------ Exercise input
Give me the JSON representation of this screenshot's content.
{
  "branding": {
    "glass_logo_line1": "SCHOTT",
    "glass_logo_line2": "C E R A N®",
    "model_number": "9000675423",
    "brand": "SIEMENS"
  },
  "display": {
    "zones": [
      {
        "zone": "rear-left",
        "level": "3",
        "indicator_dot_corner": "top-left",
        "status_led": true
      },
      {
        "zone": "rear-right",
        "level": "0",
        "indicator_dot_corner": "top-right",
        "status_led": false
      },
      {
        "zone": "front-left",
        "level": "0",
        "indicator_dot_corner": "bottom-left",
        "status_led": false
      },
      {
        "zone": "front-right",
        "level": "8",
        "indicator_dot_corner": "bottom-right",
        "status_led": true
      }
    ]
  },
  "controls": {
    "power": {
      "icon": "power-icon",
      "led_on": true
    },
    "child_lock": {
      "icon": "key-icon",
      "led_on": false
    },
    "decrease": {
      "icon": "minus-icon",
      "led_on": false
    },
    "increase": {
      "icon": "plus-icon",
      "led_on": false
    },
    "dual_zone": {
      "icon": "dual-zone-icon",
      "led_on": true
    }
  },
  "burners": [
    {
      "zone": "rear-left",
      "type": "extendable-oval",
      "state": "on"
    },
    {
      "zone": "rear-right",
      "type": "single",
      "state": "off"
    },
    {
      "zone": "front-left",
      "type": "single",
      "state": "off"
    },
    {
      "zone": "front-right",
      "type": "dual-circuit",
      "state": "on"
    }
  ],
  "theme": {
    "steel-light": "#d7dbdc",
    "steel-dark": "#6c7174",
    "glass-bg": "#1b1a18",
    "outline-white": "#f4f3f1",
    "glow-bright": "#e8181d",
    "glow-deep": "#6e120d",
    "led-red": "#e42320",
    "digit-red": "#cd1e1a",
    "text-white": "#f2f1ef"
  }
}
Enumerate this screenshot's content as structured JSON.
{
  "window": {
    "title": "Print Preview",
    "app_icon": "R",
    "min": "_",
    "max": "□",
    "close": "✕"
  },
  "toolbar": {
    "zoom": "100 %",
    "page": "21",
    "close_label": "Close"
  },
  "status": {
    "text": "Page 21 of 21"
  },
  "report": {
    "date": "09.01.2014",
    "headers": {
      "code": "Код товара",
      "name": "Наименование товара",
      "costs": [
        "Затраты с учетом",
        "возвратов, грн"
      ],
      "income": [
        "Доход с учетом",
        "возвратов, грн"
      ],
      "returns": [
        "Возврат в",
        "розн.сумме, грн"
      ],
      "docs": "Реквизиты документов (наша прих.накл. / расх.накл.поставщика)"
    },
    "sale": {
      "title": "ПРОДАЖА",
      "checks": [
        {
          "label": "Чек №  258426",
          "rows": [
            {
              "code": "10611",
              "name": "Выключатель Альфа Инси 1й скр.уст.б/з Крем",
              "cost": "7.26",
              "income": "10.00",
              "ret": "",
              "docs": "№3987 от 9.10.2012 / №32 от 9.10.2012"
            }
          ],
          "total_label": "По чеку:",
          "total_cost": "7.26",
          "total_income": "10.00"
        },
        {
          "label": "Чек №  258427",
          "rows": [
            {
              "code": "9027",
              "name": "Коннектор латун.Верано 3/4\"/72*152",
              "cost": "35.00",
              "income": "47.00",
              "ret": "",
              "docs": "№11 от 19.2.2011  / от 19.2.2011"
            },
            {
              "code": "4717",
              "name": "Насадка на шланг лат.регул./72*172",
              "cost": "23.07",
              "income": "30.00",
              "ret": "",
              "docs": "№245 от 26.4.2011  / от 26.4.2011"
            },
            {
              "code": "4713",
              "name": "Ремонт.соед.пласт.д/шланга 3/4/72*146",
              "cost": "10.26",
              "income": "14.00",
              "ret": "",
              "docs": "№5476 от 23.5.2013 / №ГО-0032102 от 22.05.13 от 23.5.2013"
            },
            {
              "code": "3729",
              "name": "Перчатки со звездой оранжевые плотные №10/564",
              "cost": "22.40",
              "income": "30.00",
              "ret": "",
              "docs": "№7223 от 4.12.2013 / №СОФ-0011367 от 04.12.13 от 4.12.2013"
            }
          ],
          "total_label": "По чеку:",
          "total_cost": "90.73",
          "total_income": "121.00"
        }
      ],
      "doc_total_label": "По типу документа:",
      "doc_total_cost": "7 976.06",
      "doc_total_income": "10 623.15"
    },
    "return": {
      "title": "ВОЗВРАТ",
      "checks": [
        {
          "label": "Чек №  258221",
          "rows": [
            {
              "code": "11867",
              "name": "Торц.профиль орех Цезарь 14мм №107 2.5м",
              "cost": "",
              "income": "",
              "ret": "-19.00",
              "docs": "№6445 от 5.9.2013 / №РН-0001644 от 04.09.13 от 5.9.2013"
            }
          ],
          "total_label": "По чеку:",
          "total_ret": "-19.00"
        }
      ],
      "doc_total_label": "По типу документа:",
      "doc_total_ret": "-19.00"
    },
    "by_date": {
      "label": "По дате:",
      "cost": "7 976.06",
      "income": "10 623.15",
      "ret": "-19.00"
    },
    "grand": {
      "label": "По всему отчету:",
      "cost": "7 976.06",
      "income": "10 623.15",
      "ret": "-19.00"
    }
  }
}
------------
**Exercise directions:** Determine the count of lines in the data above with the string "rear" in them, and give that count alone.

**Finished answer:** 4